----- Page extract

The LER and the associated PER 85316 were reviewed by the inspectors. The inadvertent entry into TS 3.0.3 did not involve a significant performance deficiency on the part of the licensee. The DC subsystem was returned to service within the time allowed by TS 3.03. No findings of significance or violations of NRC requirements were identified. This LER is closed.

.3 (Closed) LER 05000296/2005-002-00, Reactor Scram From Main Turbine Trip On Low

Condenser Vacuum On September 17, 2005, Unit 3 experienced an automatic reactor scram from 74%

power due to a loss of main condenser vacuum that occurred during maintenance to repair a steam leak from the 3B1 moisture separator level control valve (2-LCV-006-0073A). It was during this maintenance activity that an air in-leakage pathway to the main condenser was created which could not be readily isolated causing a loss of vacuum. Upon notification of the Unit 3 scram, the inspectors promptly responded to the MCR and conducted a detailed event followup inspection as documented in IR 05000296/2005-04. This LER and the associated PER 89506 were reviewed by the inspectors.

There were two principal causes that led to the scram of Unit 3. The first cause was the unexpected failure of the level control valve stem discovered during the removal of the leaking valve bottom flange. This stem failure prevented the mechanics from installing a blank flange that had been purposefully pre-staged to seal off the anticipated air in-leakage. The stem failure also precluded reinstallation of the original valve bottom flange. As such, the mechanics were unable to isolate the air in-leakage pathway as planned. However, the licensee had recognized and put in place contingency actions to control and mitigate degraded condenser vacuum conditions during the work activity.

----------
----- Entries provided

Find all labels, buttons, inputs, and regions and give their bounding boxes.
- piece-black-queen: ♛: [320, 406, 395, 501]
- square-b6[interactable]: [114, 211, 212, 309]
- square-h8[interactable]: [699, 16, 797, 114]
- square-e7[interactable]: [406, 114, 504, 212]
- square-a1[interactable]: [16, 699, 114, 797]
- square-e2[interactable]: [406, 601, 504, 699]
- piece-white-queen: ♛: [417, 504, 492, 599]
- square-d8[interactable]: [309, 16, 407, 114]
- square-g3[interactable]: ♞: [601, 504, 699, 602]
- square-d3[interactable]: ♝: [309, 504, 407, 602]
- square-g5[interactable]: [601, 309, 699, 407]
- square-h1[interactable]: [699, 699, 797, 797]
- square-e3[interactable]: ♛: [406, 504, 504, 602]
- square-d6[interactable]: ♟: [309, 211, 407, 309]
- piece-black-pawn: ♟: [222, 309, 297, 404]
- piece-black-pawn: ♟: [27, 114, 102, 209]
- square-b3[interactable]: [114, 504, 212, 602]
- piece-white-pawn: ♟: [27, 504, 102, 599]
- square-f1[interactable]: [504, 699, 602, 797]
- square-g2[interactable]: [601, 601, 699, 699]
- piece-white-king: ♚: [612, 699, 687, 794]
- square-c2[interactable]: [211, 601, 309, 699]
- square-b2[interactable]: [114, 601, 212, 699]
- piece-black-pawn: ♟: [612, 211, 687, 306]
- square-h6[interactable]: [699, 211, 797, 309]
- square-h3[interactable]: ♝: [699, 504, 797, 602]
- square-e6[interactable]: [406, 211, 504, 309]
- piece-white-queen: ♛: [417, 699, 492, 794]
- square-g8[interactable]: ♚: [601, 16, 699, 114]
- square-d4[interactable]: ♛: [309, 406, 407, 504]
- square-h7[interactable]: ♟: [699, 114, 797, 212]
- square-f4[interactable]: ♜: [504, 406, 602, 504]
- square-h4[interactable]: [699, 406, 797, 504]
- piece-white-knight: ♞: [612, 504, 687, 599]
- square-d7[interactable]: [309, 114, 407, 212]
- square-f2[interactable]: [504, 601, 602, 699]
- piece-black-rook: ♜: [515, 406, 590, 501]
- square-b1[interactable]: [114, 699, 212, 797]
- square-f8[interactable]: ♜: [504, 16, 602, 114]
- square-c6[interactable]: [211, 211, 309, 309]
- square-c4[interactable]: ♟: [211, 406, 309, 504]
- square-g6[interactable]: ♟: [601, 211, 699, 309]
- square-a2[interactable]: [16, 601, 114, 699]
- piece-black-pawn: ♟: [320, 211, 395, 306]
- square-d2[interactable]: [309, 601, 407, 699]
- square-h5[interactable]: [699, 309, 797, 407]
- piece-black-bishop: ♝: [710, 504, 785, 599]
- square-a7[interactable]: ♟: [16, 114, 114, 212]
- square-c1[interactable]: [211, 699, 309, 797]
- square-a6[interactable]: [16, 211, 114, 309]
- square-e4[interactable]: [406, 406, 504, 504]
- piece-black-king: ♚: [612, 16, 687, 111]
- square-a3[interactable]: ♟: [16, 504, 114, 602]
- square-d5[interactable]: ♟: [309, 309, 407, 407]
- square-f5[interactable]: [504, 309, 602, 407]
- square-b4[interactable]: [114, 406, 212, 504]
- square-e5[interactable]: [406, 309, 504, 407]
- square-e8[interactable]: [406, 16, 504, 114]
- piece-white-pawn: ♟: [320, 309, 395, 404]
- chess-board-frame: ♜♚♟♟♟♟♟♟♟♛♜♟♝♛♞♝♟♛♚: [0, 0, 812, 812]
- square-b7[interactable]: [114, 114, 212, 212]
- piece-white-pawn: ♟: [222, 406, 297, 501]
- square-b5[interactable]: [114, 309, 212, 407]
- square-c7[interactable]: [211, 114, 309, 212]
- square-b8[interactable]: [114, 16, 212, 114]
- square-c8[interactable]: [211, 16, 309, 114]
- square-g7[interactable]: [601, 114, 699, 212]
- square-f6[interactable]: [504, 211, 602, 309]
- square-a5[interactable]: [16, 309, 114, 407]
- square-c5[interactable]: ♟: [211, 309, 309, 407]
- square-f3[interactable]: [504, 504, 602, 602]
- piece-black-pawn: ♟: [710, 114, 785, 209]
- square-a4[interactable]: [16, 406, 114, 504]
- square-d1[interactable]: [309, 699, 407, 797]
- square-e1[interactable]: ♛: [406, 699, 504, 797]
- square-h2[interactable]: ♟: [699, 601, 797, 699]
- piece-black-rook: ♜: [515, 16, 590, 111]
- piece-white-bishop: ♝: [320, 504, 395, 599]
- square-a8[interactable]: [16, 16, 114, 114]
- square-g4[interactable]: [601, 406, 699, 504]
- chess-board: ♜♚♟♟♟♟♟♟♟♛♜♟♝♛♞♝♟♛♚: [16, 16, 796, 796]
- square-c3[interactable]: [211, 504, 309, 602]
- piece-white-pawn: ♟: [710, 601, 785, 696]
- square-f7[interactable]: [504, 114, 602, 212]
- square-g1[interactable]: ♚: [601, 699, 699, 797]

----------

### What this task involves
From the inspection report excerpt above, reproduce word for word the passage starting at "There were two" and ending at "the work activity.".

### In response
There were two principal causes that led to the scram of Unit 3. The first cause was the unexpected failure of the level control valve stem discovered during the removal of the leaking valve bottom flange. This stem failure prevented the mechanics from installing a blank flange that had been purposefully pre-staged to seal off the anticipated air in-leakage. The stem failure also precluded reinstallation of the original valve bottom flange. As such, the mechanics were unable to isolate the air in-leakage pathway as planned. However, the licensee had recognized and put in place contingency actions to control and mitigate degraded condenser vacuum conditions during the work activity.